## EXERCISE PROMPT
Sift the listing for lines that hold the string "icon" and pull them out.

** start **

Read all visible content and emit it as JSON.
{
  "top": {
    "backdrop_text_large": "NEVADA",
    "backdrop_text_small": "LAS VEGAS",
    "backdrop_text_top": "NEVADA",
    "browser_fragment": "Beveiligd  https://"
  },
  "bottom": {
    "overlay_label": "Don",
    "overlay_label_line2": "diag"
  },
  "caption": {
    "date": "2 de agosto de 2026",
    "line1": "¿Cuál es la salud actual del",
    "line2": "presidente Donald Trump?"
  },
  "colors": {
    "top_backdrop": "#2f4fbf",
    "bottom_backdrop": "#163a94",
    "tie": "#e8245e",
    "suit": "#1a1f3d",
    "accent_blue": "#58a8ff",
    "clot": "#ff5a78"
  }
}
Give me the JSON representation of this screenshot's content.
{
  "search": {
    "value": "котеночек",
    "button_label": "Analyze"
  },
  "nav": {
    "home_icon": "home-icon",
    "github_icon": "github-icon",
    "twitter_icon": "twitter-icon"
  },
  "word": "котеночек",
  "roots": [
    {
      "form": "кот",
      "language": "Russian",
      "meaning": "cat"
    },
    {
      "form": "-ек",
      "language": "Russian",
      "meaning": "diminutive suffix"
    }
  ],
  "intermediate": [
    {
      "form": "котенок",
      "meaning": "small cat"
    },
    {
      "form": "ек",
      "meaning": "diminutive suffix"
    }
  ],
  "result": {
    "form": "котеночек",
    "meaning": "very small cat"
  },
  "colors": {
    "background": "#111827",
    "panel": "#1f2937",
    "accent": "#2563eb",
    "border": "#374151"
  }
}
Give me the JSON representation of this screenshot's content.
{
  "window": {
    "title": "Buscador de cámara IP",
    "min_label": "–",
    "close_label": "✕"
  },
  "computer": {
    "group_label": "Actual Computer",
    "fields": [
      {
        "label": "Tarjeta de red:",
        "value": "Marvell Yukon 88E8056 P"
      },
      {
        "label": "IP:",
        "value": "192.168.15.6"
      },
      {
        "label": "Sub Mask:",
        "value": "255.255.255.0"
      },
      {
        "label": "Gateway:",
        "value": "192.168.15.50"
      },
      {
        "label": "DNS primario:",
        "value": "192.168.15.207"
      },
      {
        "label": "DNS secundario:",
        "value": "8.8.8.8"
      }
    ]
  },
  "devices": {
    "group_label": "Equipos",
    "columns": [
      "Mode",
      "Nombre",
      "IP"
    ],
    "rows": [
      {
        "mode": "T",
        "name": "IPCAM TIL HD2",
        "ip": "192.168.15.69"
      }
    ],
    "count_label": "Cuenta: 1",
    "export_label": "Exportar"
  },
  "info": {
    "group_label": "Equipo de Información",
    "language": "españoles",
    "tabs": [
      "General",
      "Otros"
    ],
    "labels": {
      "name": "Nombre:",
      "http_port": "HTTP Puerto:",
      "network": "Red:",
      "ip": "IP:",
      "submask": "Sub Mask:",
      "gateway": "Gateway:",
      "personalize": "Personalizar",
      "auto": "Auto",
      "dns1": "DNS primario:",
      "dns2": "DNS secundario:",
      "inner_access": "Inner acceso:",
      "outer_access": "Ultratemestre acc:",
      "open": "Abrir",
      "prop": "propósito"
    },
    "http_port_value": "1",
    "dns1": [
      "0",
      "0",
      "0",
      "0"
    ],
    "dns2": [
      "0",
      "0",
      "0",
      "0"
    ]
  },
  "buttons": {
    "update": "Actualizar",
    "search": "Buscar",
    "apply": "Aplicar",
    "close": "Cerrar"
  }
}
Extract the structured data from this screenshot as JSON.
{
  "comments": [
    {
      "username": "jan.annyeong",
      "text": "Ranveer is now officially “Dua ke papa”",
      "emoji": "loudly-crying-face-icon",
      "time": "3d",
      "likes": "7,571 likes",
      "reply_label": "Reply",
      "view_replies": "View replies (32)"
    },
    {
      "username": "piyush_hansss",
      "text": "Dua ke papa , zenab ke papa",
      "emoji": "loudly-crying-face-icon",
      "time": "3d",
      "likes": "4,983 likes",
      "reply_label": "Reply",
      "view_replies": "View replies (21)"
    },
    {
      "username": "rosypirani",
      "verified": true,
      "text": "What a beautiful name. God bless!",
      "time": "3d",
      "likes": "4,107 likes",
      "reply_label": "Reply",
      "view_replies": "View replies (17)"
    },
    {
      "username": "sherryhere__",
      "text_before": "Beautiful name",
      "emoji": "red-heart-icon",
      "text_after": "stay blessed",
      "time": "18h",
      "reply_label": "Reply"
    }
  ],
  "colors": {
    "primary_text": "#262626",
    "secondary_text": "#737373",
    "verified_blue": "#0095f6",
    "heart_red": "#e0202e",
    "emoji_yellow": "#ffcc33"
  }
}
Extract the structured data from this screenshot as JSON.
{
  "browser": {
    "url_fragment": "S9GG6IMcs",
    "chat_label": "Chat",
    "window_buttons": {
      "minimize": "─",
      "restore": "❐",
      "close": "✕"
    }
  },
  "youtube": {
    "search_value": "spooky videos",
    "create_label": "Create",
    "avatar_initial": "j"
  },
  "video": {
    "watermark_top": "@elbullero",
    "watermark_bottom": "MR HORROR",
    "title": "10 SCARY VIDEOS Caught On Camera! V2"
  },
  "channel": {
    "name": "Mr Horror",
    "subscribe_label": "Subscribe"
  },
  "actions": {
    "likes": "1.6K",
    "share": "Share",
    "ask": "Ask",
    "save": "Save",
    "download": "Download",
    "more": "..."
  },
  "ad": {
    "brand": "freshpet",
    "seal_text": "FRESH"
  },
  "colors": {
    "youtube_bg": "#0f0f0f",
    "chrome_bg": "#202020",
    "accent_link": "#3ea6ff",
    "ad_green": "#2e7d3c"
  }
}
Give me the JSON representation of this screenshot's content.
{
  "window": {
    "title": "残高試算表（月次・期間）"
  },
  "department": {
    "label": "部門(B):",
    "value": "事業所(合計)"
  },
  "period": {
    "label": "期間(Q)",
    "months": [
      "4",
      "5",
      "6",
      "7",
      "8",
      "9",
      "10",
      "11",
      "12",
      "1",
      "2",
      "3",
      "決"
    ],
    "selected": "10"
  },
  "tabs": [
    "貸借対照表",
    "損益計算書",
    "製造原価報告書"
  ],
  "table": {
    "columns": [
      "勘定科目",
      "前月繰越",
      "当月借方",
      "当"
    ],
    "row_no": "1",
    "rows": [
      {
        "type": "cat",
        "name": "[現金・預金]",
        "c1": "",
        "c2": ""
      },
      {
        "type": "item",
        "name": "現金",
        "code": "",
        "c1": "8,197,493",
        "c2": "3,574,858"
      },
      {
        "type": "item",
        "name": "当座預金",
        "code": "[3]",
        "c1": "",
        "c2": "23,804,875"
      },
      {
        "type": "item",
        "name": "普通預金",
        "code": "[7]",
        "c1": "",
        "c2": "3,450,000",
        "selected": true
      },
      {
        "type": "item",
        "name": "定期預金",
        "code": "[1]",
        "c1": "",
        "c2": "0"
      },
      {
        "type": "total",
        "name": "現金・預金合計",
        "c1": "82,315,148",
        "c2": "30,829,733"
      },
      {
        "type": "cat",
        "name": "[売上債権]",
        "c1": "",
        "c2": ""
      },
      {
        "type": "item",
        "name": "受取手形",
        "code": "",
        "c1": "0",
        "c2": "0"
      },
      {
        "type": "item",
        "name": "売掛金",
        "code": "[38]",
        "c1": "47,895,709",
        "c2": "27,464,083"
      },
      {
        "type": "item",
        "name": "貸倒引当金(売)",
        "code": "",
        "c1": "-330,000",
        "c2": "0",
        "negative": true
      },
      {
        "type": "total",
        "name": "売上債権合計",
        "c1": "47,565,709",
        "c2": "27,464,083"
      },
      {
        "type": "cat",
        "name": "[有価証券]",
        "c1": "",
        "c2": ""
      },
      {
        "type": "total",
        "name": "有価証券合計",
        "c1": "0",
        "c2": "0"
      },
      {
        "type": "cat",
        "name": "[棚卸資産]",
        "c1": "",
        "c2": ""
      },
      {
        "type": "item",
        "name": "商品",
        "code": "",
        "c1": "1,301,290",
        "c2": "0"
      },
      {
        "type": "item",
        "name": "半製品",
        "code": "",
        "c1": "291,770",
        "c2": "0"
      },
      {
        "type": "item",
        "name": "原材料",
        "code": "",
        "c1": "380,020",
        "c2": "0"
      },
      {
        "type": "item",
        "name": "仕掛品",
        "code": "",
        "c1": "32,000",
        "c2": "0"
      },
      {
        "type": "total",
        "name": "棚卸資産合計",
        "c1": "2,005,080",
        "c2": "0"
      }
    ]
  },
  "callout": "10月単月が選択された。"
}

** end **

## SOLVED EXERCISE
    "home_icon": "home-icon",
    "github_icon": "github-icon",
    "twitter_icon": "twitter-icon"
      "emoji": "loudly-crying-face-icon",
      "emoji": "loudly-crying-face-icon",
      "emoji": "red-heart-icon",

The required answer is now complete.